What this task involves
Where a line contains the word "title", copy that line in full.

Data supplied
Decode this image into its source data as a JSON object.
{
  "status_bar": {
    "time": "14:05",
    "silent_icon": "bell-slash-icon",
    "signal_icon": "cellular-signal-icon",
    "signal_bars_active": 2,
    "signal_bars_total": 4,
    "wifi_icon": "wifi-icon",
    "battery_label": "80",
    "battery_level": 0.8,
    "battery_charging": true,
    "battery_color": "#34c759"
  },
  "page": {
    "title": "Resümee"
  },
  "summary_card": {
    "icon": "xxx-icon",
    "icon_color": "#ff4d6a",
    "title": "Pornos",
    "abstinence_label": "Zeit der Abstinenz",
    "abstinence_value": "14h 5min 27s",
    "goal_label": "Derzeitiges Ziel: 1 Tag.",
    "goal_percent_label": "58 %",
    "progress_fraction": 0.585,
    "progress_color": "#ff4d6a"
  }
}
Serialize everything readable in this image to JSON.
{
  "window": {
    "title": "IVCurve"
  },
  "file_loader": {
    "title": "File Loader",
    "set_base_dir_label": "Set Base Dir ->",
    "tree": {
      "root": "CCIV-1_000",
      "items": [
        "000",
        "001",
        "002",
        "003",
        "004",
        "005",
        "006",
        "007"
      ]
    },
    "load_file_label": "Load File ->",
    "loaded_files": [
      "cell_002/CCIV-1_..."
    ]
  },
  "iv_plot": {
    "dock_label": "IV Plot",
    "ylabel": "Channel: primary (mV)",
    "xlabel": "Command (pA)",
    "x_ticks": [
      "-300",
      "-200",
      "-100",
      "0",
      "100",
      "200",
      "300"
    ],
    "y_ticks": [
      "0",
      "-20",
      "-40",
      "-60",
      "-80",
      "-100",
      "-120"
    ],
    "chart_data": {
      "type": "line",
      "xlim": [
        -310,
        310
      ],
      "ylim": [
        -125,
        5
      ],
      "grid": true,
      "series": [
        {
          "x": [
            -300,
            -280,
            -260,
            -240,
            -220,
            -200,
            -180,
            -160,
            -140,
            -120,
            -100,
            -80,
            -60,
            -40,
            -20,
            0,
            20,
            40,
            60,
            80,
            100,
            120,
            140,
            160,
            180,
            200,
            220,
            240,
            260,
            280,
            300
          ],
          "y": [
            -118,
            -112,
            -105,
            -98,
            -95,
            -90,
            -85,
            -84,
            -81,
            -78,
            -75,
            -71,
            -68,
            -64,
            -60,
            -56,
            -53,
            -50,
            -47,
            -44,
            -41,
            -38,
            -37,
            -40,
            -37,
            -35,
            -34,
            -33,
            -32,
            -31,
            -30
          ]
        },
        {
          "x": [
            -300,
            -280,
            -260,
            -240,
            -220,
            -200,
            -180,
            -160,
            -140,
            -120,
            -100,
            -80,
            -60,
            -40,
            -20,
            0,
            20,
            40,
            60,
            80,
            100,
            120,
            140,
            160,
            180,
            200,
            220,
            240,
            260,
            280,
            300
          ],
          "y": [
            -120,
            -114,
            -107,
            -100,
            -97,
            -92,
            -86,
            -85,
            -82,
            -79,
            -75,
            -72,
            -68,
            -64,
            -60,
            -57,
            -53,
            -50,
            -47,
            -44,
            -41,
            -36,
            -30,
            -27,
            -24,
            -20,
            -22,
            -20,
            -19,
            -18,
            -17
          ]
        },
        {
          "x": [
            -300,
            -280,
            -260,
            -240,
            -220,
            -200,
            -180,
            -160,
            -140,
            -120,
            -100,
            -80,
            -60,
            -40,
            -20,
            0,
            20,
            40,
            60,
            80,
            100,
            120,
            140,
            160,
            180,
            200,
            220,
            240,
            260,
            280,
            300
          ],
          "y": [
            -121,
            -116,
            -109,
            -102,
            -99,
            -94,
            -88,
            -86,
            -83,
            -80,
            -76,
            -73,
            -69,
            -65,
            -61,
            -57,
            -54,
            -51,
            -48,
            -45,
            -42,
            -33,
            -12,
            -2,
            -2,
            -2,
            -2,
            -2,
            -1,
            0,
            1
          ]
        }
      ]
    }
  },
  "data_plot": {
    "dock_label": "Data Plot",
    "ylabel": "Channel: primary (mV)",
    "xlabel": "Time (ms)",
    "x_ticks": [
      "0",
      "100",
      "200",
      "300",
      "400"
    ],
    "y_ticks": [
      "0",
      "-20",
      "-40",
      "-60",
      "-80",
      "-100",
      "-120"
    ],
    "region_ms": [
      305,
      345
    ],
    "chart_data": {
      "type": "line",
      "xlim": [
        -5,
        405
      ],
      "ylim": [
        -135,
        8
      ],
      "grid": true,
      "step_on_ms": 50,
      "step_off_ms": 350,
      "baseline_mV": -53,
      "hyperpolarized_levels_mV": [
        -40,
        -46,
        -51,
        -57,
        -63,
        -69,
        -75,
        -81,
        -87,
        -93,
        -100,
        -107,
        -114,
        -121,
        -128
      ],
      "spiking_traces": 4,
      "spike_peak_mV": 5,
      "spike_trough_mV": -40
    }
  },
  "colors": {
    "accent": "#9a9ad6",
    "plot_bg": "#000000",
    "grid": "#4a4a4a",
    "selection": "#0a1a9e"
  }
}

Full solution
    "title": "Resümee"
    "title": "Pornos",
    "title": "IVCurve"
    "title": "File Loader",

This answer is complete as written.